**Task instructions:**
Answer these from the text below on HomeAway's Travelmob deal:
1. Which Chinese rental site did HomeAway invest in last year?
2. When did HomeAway open a sales office in Bangkok?
3. What share of the business will Travelmob's founders keep?

**Excerpt to read:**
※ ※ ※

Brian Sharples, chief executive officer of HomeAway, said of the deal:
We view Asia as a region where we can build tremendous incremental value for our shareholders and existing customers over the next several years. Given this opportunity, we’re excited to work with the experienced Travelmob team to address today’s market needs in Asia — where vacation rentals are mostly new, but alternative accommodations are not — to build scale and accelerate the development of the vacation rental industry.
The addition of Travelmob will beef up HomeAway’s existing presence across Asia Pacific. The company already has an Australia business — located at the HomeAway.com.au domain — and last year it invested in Chinese rental site Tujia.com. That’s in addition to partnerships with Ctrip in China, Singapore-headquartered Wego and Tripvillas.com.
HomeAway followed Airbnb’s footsteps in April 2013 when it opened a sales office in Bangkok to help service Southeast Asia and the growing market in Thailand.
Speaking to TNW last year, Airbnb co-founder and CTO Nathan Blecharczyk said that Asia has huge potential for the online travel rental industry. Blecharczyk expects that the number of Airbnb rentals in the region could top 2 million, increasing from just 20,000 in 2012, and it seems that its competitors are also focused on that potential.
Terms of the HomeAway-Travelmob deal are undisclosed and the transaction is expected to close in the coming weeks. Travelmob’s founders will retain a 37 percent share of the business.

※ ※ ※

**Dataset extract:**

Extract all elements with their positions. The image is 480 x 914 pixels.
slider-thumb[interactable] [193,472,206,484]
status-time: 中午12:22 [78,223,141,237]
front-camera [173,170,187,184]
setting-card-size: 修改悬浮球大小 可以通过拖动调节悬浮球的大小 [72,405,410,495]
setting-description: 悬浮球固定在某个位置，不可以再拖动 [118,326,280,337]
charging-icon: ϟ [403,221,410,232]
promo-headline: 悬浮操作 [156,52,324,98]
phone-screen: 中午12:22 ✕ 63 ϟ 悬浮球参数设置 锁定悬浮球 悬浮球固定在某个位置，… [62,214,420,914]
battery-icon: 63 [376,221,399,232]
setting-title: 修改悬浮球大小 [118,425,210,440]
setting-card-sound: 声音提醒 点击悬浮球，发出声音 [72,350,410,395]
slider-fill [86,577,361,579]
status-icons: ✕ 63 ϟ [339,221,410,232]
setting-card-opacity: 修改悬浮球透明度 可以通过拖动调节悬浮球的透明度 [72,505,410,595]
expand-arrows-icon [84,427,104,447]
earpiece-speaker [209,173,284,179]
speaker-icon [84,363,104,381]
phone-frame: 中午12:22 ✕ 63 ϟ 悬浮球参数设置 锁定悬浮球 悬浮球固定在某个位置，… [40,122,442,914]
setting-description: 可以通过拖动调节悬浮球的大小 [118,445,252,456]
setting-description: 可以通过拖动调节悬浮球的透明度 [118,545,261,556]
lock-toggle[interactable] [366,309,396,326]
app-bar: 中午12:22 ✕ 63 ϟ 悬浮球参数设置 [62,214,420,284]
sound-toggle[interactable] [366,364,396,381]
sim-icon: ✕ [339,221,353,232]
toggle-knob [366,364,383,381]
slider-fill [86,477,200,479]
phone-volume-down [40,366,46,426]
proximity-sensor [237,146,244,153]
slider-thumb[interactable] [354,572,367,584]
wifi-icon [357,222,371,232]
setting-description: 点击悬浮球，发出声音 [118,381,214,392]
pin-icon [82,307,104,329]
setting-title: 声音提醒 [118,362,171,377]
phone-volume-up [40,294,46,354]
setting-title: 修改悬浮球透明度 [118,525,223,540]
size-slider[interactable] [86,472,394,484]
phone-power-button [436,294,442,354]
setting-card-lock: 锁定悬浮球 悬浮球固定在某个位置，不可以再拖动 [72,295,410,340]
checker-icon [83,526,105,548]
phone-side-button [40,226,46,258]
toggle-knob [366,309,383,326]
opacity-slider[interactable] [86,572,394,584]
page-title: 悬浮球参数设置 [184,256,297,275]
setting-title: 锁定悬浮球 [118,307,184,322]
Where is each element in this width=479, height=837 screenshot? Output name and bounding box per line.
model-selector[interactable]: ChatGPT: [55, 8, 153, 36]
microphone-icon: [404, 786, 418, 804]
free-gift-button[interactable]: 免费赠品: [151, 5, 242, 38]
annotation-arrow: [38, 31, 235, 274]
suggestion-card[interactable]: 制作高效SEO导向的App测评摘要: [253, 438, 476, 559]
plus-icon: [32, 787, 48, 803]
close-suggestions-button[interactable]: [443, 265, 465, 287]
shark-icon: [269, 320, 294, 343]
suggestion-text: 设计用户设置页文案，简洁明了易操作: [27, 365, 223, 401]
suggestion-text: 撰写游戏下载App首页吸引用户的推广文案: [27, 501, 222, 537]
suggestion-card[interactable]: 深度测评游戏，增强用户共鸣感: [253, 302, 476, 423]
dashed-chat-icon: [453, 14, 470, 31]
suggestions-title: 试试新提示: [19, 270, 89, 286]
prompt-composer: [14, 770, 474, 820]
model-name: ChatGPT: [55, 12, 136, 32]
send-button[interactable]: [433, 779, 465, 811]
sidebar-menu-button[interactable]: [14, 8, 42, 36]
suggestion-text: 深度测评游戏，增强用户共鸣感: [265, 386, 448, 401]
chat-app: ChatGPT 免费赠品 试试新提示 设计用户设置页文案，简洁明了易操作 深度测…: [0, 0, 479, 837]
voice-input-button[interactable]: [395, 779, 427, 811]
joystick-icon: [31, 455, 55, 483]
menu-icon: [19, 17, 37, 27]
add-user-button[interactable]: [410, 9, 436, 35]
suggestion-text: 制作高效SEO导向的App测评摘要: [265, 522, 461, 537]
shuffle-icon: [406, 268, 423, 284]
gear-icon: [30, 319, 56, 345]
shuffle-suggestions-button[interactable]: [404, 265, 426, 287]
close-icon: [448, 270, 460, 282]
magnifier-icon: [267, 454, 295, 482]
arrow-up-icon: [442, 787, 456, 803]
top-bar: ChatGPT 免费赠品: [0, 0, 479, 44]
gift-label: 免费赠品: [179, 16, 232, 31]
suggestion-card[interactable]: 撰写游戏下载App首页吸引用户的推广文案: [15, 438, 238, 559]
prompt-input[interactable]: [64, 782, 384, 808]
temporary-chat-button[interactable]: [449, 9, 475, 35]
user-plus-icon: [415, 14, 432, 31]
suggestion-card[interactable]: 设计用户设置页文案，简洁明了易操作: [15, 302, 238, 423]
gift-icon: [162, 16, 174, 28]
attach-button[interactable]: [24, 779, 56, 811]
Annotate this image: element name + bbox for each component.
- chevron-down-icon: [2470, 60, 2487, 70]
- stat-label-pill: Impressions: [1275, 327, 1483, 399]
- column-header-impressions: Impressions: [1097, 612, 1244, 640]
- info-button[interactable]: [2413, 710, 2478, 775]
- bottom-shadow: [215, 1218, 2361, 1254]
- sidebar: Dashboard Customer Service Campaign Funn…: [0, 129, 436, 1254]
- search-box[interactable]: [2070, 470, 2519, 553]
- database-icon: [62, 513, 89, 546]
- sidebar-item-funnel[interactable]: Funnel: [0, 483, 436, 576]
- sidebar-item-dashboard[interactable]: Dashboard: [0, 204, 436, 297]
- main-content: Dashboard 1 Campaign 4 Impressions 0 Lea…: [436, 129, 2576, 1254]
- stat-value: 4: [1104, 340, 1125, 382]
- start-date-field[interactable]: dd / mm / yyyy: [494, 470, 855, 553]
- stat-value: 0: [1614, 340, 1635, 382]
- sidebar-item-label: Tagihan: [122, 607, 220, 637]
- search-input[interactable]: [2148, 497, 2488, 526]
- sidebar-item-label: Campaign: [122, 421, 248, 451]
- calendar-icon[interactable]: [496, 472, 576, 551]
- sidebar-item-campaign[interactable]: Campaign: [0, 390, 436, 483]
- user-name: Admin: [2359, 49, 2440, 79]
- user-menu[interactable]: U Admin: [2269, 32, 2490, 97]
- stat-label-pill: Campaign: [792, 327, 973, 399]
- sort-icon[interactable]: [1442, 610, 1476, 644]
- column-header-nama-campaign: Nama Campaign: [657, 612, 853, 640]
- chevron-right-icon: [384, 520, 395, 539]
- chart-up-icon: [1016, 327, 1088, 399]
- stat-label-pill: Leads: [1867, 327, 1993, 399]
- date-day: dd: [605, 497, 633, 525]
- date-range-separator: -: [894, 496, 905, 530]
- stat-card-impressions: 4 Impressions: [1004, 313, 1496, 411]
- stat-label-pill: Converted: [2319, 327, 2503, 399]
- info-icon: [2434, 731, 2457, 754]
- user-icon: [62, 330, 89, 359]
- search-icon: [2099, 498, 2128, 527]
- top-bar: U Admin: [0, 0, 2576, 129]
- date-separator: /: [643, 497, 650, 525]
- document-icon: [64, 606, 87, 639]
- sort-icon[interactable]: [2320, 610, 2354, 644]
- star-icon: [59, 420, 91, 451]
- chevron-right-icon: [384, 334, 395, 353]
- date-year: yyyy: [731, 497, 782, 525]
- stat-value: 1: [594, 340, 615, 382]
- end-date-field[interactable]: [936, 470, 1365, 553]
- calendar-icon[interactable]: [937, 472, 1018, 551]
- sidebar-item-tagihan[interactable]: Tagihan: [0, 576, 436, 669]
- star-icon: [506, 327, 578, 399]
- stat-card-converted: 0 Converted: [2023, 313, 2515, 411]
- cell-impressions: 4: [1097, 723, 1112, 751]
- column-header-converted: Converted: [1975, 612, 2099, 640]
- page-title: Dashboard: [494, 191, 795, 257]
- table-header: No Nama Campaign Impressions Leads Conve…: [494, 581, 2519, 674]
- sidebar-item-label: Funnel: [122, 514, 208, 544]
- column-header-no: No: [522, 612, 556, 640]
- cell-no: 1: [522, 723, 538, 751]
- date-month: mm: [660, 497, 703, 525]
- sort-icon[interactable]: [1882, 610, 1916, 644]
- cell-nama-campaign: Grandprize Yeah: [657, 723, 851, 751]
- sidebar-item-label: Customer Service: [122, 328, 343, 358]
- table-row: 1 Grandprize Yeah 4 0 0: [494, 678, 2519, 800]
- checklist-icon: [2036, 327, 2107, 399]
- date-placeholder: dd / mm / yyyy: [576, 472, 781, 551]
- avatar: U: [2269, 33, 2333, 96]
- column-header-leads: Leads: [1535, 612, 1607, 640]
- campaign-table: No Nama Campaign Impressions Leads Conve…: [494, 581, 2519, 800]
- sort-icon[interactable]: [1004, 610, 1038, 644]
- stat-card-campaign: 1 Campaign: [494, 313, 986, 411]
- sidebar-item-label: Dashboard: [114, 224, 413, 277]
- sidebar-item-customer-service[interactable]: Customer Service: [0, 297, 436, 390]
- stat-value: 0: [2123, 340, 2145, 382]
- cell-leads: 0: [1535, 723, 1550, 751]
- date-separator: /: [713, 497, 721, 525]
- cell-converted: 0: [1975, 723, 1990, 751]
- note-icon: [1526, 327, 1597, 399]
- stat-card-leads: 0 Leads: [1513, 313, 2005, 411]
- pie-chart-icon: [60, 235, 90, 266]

※ ※ ※

**Result for this task:**
1. Tujia.com
2. April 2013
3. 37 percent